Material:
■ ■ ■ ■ ■ ■ ■

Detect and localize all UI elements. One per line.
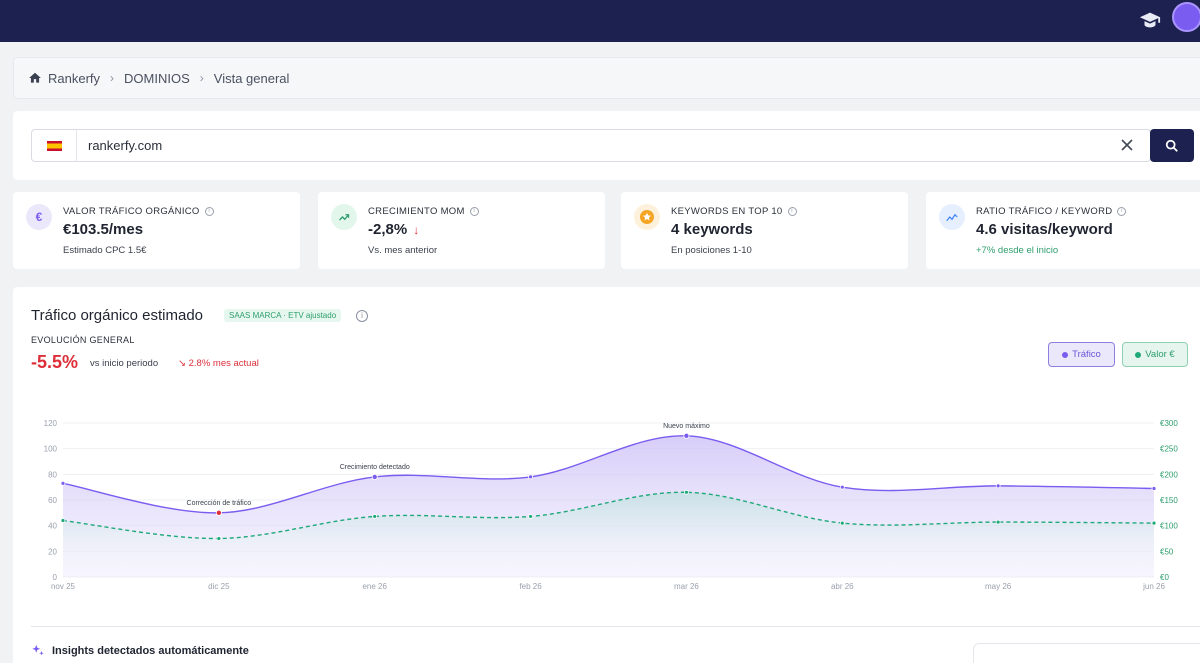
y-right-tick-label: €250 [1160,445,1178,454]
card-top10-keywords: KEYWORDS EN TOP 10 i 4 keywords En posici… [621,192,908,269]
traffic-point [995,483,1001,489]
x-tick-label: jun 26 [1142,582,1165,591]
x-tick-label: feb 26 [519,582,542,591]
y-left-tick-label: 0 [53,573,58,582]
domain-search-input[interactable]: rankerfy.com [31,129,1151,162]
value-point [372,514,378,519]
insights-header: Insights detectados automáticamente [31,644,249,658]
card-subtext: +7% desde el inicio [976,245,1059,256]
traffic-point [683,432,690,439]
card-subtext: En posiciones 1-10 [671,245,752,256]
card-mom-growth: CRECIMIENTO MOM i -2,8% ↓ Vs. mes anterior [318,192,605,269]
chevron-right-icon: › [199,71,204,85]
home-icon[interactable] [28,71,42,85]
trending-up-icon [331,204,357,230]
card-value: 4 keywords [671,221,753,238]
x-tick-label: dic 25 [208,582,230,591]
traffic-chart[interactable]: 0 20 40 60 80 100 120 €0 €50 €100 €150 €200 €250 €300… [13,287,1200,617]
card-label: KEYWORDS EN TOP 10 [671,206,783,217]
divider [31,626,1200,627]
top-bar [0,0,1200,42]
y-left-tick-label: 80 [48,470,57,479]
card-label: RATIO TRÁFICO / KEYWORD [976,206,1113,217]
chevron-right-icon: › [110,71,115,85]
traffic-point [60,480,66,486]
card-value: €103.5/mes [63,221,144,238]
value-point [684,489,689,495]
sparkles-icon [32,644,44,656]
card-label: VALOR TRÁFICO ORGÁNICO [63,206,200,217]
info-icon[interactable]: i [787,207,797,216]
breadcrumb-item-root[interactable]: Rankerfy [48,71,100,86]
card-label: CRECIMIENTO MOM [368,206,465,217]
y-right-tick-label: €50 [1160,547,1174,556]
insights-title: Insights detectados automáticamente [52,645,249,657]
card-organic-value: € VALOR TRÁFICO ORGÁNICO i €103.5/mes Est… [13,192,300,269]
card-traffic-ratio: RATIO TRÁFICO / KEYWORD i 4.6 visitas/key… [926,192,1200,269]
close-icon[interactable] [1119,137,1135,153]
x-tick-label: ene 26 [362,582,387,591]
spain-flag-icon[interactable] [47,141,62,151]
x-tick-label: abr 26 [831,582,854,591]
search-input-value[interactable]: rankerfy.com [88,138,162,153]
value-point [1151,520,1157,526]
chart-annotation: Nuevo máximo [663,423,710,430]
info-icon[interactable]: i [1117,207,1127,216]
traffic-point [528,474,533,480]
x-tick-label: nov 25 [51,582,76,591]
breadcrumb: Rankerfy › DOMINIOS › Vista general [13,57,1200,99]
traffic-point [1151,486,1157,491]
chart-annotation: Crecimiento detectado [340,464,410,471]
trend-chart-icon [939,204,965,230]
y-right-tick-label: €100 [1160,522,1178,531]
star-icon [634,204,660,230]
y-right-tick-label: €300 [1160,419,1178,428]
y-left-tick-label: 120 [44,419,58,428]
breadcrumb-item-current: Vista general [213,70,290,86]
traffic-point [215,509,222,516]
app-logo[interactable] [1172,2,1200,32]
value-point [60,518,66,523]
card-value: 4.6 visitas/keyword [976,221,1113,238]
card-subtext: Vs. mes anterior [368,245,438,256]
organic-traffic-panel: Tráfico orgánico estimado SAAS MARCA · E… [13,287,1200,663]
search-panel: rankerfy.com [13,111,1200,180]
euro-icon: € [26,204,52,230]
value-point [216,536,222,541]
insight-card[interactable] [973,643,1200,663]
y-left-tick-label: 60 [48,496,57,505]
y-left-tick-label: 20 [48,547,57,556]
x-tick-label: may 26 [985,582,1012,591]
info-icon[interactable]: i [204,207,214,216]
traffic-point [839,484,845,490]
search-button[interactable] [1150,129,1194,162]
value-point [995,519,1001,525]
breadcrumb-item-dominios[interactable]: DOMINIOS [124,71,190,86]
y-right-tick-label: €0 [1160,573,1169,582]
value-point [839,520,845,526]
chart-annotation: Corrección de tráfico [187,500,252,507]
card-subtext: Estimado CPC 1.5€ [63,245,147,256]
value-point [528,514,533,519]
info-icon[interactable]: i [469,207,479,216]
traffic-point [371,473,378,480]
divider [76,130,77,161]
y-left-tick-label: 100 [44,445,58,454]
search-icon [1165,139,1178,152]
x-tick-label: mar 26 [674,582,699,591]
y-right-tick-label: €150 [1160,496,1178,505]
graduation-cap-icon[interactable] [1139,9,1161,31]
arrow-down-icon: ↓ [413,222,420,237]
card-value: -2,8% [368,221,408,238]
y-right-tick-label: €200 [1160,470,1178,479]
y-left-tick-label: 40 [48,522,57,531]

■ ■ ■ ■ ■ ■ ■

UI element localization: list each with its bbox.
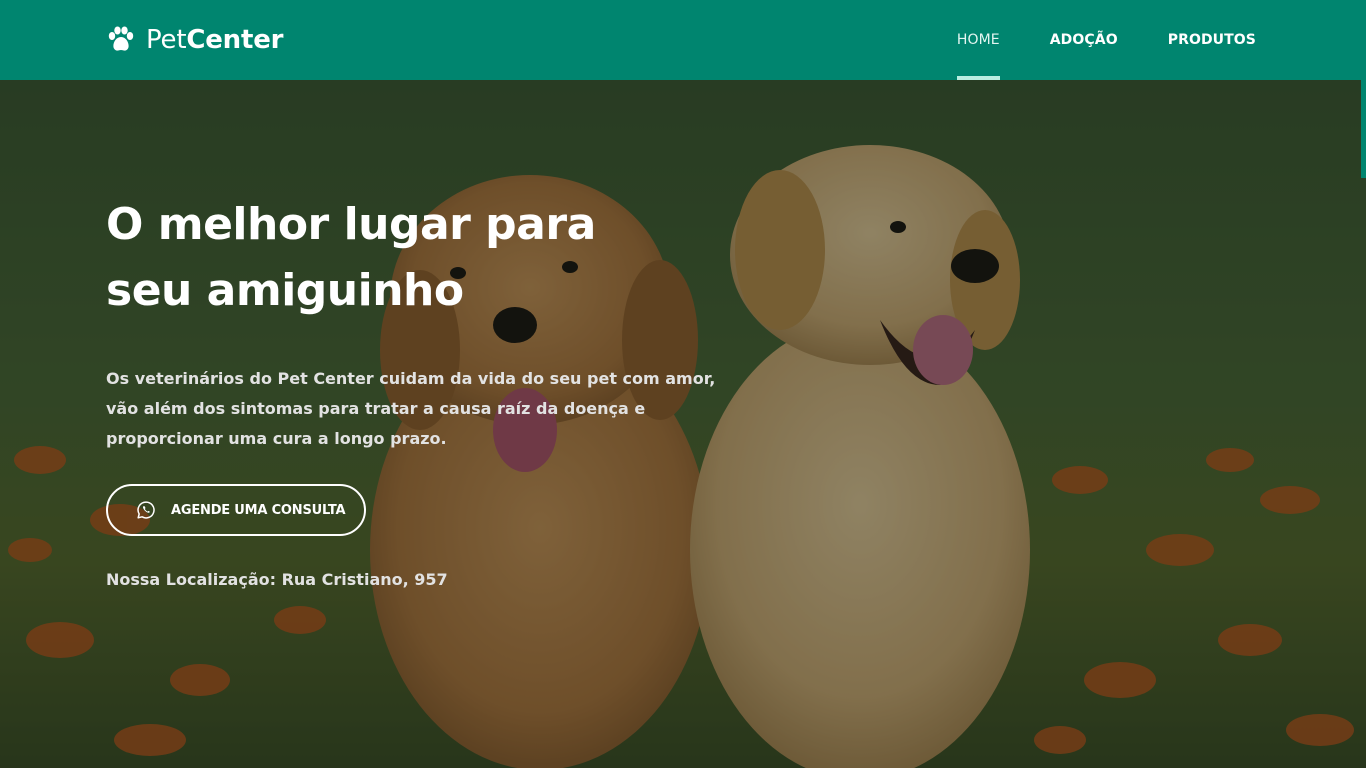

■ ■ ■ ■ ■ ■ ■

Task requirements: Rewrite the lines from the line with "Detect and localize" to the line with "x-tick-label: jun 26 [1142,582,1165,591]", replacing "traffic-point" with "data-point" and leaving everything else unchanged. Omit the picture from your answer.

Reply:
Detect and localize all UI elements. One per line.
y-right-tick-label: €250 [1160,445,1178,454]
card-top10-keywords: KEYWORDS EN TOP 10 i 4 keywords En posici… [621,192,908,269]
data-point [995,483,1001,489]
x-tick-label: jun 26 [1142,582,1165,591]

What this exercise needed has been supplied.